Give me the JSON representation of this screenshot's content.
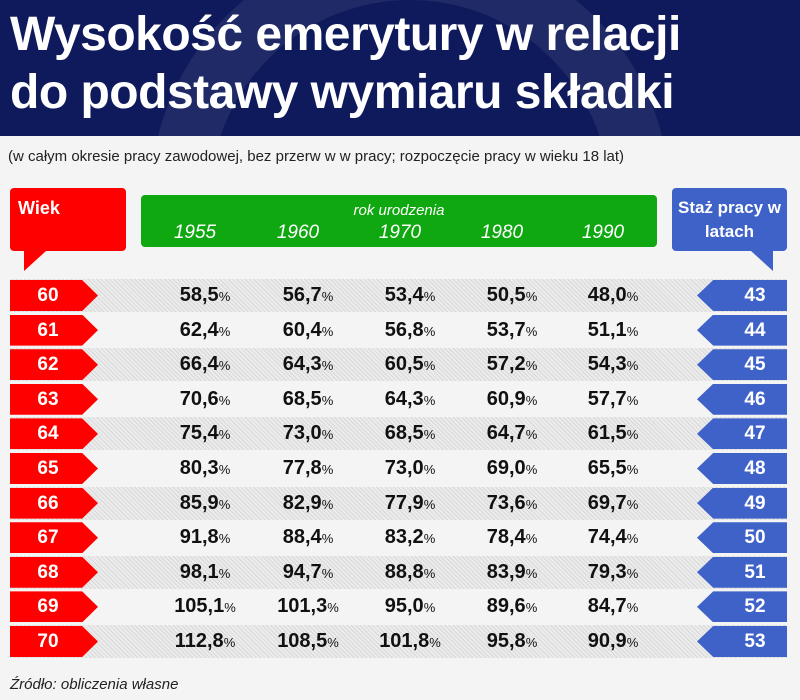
{
  "title_line1": "Wysokość emerytury w relacji",
  "title_line2": "do podstawy wymiaru składki",
  "subtitle": "(w całym okresie pracy zawodowej, bez przerw w w pracy; rozpoczęcie pracy w wieku 18 lat)",
  "source": "Źródło: obliczenia własne",
  "colors": {
    "header": "#0f1a5c",
    "age": "#ff0000",
    "birth_year": "#10a810",
    "tenure": "#3f62c8"
  },
  "chart_data": {
    "type": "table",
    "row_header": "Wiek",
    "column_group_label": "rok urodzenia",
    "right_header": "Staż pracy w latach",
    "columns": [
      "1955",
      "1960",
      "1970",
      "1980",
      "1990"
    ],
    "unit": "%",
    "rows": [
      {
        "age": "60",
        "tenure": "43",
        "values": [
          "58,5",
          "56,7",
          "53,4",
          "50,5",
          "48,0"
        ]
      },
      {
        "age": "61",
        "tenure": "44",
        "values": [
          "62,4",
          "60,4",
          "56,8",
          "53,7",
          "51,1"
        ]
      },
      {
        "age": "62",
        "tenure": "45",
        "values": [
          "66,4",
          "64,3",
          "60,5",
          "57,2",
          "54,3"
        ]
      },
      {
        "age": "63",
        "tenure": "46",
        "values": [
          "70,6",
          "68,5",
          "64,3",
          "60,9",
          "57,7"
        ]
      },
      {
        "age": "64",
        "tenure": "47",
        "values": [
          "75,4",
          "73,0",
          "68,5",
          "64,7",
          "61,5"
        ]
      },
      {
        "age": "65",
        "tenure": "48",
        "values": [
          "80,3",
          "77,8",
          "73,0",
          "69,0",
          "65,5"
        ]
      },
      {
        "age": "66",
        "tenure": "49",
        "values": [
          "85,9",
          "82,9",
          "77,9",
          "73,6",
          "69,7"
        ]
      },
      {
        "age": "67",
        "tenure": "50",
        "values": [
          "91,8",
          "88,4",
          "83,2",
          "78,4",
          "74,4"
        ]
      },
      {
        "age": "68",
        "tenure": "51",
        "values": [
          "98,1",
          "94,7",
          "88,8",
          "83,9",
          "79,3"
        ]
      },
      {
        "age": "69",
        "tenure": "52",
        "values": [
          "105,1",
          "101,3",
          "95,0",
          "89,6",
          "84,7"
        ]
      },
      {
        "age": "70",
        "tenure": "53",
        "values": [
          "112,8",
          "108,5",
          "101,8",
          "95,8",
          "90,9"
        ]
      }
    ]
  }
}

Stated goal: Please transcribe the material above exactly as written. Leave the pictures out.

Problem solution:
Give me the JSON representation of this screenshot's content.
{
  "title_line1": "Wysokość emerytury w relacji",
  "title_line2": "do podstawy wymiaru składki",
  "subtitle": "(w całym okresie pracy zawodowej, bez przerw w w pracy; rozpoczęcie pracy w wieku 18 lat)",
  "source": "Źródło: obliczenia własne",
  "colors": {
    "header": "#0f1a5c",
    "age": "#ff0000",
    "birth_year": "#10a810",
    "tenure": "#3f62c8"
  },
  "chart_data": {
    "type": "table",
    "row_header": "Wiek",
    "column_group_label": "rok urodzenia",
    "right_header": "Staż pracy w latach",
    "columns": [
      "1955",
      "1960",
      "1970",
      "1980",
      "1990"
    ],
    "unit": "%",
    "rows": [
      {
        "age": "60",
        "tenure": "43",
        "values": [
          "58,5",
          "56,7",
          "53,4",
          "50,5",
          "48,0"
        ]
      },
      {
        "age": "61",
        "tenure": "44",
        "values": [
          "62,4",
          "60,4",
          "56,8",
          "53,7",
          "51,1"
        ]
      },
      {
        "age": "62",
        "tenure": "45",
        "values": [
          "66,4",
          "64,3",
          "60,5",
          "57,2",
          "54,3"
        ]
      },
      {
        "age": "63",
        "tenure": "46",
        "values": [
          "70,6",
          "68,5",
          "64,3",
          "60,9",
          "57,7"
        ]
      },
      {
        "age": "64",
        "tenure": "47",
        "values": [
          "75,4",
          "73,0",
          "68,5",
          "64,7",
          "61,5"
        ]
      },
      {
        "age": "65",
        "tenure": "48",
        "values": [
          "80,3",
          "77,8",
          "73,0",
          "69,0",
          "65,5"
        ]
      },
      {
        "age": "66",
        "tenure": "49",
        "values": [
          "85,9",
          "82,9",
          "77,9",
          "73,6",
          "69,7"
        ]
      },
      {
        "age": "67",
        "tenure": "50",
        "values": [
          "91,8",
          "88,4",
          "83,2",
          "78,4",
          "74,4"
        ]
      },
      {
        "age": "68",
        "tenure": "51",
        "values": [
          "98,1",
          "94,7",
          "88,8",
          "83,9",
          "79,3"
        ]
      },
      {
        "age": "69",
        "tenure": "52",
        "values": [
          "105,1",
          "101,3",
          "95,0",
          "89,6",
          "84,7"
        ]
      },
      {
        "age": "70",
        "tenure": "53",
        "values": [
          "112,8",
          "108,5",
          "101,8",
          "95,8",
          "90,9"
        ]
      }
    ]
  }
}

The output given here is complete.